## Extracted data
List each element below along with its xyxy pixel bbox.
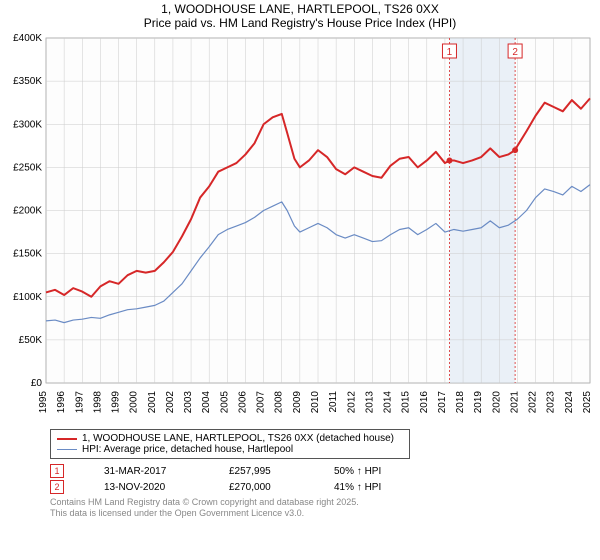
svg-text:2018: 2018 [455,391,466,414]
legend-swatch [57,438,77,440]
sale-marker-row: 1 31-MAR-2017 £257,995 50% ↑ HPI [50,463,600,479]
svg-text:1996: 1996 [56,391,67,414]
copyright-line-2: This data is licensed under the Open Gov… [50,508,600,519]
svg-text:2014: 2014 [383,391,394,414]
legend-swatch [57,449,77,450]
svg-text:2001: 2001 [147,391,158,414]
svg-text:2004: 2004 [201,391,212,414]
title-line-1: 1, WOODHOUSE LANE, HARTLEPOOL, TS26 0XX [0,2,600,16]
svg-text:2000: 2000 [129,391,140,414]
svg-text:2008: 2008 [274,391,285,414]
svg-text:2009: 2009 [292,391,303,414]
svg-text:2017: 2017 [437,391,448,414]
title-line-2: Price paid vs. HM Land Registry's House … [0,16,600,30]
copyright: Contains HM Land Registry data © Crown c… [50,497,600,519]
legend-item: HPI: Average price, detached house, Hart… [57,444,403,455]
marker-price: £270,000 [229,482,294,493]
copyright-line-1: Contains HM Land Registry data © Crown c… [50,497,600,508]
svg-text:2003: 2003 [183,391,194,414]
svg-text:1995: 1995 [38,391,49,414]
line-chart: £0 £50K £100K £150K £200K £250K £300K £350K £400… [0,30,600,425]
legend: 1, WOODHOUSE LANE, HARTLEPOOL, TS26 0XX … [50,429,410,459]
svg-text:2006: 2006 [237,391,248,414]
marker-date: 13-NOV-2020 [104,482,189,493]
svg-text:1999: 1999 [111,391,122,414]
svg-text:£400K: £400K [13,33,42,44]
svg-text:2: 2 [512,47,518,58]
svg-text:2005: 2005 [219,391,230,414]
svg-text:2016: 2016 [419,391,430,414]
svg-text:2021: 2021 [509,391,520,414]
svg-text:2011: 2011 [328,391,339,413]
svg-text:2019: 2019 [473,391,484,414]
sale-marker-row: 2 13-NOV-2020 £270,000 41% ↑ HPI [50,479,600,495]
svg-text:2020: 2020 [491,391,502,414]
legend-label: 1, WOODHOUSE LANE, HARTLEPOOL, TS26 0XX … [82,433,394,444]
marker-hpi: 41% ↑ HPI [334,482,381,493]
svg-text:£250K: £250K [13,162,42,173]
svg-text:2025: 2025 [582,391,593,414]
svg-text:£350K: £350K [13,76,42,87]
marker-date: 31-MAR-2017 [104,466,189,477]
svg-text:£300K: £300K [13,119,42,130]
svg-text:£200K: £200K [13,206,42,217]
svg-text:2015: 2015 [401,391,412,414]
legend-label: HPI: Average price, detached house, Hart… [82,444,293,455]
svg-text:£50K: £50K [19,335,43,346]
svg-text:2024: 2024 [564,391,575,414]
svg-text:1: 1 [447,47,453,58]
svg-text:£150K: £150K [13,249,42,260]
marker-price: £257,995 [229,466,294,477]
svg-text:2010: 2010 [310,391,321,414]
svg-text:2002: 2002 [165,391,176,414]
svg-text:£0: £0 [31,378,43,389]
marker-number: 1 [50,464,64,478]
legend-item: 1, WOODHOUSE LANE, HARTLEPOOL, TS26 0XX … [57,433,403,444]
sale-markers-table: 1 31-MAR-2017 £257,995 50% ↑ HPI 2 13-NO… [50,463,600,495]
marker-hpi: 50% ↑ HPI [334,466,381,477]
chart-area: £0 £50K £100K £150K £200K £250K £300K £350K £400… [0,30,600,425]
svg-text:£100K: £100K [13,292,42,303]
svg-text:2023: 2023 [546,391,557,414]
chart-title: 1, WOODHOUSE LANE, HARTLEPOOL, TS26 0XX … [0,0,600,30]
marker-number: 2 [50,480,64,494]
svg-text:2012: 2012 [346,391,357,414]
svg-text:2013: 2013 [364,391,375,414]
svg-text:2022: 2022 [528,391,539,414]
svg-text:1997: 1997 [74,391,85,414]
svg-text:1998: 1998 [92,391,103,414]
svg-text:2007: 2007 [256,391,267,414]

--

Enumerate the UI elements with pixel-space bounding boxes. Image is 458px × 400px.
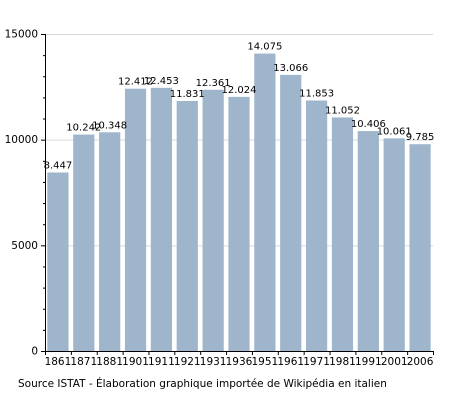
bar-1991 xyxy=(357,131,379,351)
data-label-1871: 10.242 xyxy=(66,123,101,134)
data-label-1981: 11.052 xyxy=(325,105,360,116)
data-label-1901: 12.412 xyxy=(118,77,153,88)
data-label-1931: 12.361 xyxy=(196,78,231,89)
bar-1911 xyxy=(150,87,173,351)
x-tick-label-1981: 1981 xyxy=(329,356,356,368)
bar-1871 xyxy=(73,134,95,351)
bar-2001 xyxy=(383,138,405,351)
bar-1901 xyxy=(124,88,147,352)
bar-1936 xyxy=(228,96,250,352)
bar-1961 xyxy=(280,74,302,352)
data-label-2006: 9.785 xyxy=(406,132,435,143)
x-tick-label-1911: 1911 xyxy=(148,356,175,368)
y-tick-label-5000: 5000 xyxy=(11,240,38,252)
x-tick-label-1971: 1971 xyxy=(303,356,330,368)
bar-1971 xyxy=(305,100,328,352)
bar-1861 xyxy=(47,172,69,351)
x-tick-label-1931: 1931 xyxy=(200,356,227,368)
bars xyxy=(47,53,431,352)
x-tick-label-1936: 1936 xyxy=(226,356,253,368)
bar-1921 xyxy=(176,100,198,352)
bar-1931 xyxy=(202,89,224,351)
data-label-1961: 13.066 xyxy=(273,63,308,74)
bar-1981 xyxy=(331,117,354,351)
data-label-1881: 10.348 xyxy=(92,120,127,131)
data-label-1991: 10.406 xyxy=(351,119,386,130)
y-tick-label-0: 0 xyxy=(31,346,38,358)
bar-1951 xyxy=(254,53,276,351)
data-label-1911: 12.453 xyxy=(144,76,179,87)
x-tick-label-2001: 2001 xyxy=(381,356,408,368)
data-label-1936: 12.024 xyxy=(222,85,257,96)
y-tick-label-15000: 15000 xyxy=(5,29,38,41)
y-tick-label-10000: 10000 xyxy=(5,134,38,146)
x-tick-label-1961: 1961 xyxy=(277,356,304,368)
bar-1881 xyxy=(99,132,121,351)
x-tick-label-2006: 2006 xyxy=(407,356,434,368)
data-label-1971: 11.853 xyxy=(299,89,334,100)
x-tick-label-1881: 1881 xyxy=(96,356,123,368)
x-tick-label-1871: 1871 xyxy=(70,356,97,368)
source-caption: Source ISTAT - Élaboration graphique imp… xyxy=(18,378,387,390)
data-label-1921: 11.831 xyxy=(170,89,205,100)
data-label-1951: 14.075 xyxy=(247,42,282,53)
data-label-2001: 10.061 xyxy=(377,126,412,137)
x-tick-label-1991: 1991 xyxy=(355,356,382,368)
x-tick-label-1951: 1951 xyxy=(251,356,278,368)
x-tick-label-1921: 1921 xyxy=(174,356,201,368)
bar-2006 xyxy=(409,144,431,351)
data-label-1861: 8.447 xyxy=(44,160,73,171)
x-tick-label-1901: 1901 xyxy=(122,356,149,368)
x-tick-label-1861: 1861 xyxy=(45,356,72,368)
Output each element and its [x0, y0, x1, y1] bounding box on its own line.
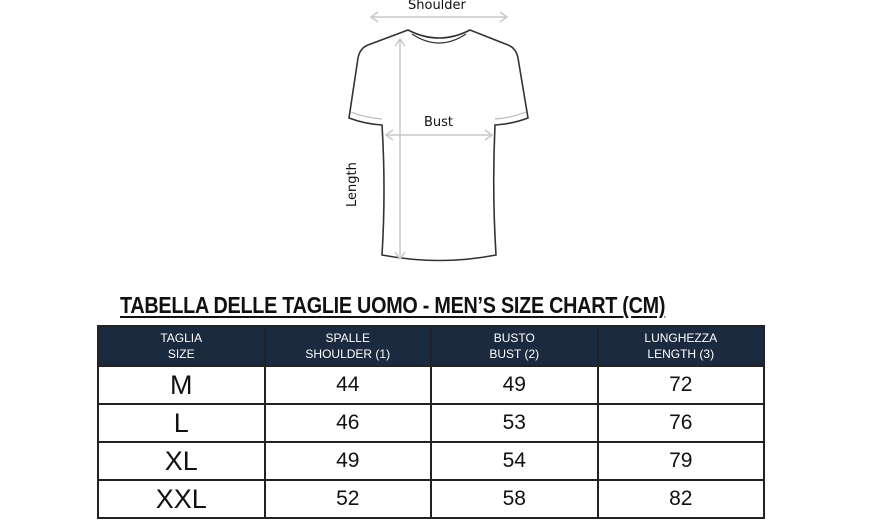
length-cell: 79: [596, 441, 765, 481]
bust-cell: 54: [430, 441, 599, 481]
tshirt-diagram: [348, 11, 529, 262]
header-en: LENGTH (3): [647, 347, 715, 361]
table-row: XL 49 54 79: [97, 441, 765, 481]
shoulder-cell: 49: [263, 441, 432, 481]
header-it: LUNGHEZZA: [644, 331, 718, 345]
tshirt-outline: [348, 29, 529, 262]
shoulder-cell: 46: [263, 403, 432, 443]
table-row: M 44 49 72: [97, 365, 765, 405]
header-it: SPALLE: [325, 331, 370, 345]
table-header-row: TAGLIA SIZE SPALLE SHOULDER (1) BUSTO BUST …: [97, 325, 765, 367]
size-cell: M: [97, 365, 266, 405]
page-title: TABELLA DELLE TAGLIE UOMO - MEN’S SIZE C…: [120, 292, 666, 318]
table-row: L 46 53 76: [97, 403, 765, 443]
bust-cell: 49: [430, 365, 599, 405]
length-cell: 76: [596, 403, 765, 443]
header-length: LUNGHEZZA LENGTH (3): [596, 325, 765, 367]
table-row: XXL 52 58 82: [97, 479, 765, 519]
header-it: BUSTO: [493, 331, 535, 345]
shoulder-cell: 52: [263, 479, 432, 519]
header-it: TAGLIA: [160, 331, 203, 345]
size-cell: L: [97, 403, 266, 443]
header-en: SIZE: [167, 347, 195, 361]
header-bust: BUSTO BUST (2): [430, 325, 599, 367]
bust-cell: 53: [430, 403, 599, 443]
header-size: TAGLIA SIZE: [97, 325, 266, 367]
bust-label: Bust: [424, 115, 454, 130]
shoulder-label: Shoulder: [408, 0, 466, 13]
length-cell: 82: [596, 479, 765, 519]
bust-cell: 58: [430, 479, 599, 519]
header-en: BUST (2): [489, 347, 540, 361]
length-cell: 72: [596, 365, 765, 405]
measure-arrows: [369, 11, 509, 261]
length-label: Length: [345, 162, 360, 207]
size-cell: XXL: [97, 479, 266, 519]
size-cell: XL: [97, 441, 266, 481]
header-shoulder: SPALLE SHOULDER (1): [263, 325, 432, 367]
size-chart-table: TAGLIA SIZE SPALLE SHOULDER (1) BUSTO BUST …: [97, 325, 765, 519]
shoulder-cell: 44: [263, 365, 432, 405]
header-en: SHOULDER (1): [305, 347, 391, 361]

## Instructions to follow
Copy the stretch of the listing from the line that contains "svg-text:2018: 2018 [455,391,466,414]" through the line that contains "svg-text:2017: 2017 [437,391,448,414]", reproducing each line exactly.

## Worked answer
svg-text:2018: 2018 [455,391,466,414]
legend-swatch [57,438,77,440]
sale-marker-row: 1 31-MAR-2017 £257,995 50% ↑ HPI [50,463,600,479]
svg-text:1996: 1996 [56,391,67,414]
copyright-line-2: This data is licensed under the Open Gov… [50,508,600,519]
svg-text:2014: 2014 [383,391,394,414]
legend-swatch [57,449,77,450]
svg-text:2001: 2001 [147,391,158,414]
svg-text:2004: 2004 [201,391,212,414]
title-line-1: 1, WOODHOUSE LANE, HARTLEPOOL, TS26 0XX [0,2,600,16]
svg-text:2000: 2000 [129,391,140,414]
svg-text:2008: 2008 [274,391,285,414]
svg-text:2009: 2009 [292,391,303,414]
svg-text:2017: 2017 [437,391,448,414]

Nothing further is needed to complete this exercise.